#### [WORK REQUIRED]
Reproduce all of the records exactly.

BEGIN MATERIAL

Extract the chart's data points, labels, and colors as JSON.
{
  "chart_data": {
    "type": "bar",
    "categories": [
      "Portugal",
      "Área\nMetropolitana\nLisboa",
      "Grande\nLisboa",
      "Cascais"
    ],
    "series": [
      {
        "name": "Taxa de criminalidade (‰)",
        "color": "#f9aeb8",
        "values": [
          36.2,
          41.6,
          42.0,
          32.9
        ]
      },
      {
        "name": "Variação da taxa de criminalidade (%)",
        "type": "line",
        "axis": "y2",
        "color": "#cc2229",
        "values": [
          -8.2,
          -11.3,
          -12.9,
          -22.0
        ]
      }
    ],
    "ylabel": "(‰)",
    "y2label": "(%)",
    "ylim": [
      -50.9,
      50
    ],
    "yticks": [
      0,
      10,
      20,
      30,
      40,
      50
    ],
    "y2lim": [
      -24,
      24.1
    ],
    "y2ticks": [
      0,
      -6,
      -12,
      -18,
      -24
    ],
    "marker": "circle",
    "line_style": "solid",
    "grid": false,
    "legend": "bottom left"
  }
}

END MATERIAL

#### [WRITTEN SOLUTION]
Extract the chart's data points, labels, and colors as JSON.
{
  "chart_data": {
    "type": "bar",
    "categories": [
      "Portugal",
      "Área\nMetropolitana\nLisboa",
      "Grande\nLisboa",
      "Cascais"
    ],
    "series": [
      {
        "name": "Taxa de criminalidade (‰)",
        "color": "#f9aeb8",
        "values": [
          36.2,
          41.6,
          42.0,
          32.9
        ]
      },
      {
        "name": "Variação da taxa de criminalidade (%)",
        "type": "line",
        "axis": "y2",
        "color": "#cc2229",
        "values": [
          -8.2,
          -11.3,
          -12.9,
          -22.0
        ]
      }
    ],
    "ylabel": "(‰)",
    "y2label": "(%)",
    "ylim": [
      -50.9,
      50
    ],
    "yticks": [
      0,
      10,
      20,
      30,
      40,
      50
    ],
    "y2lim": [
      -24,
      24.1
    ],
    "y2ticks": [
      0,
      -6,
      -12,
      -18,
      -24
    ],
    "marker": "circle",
    "line_style": "solid",
    "grid": false,
    "legend": "bottom left"
  }
}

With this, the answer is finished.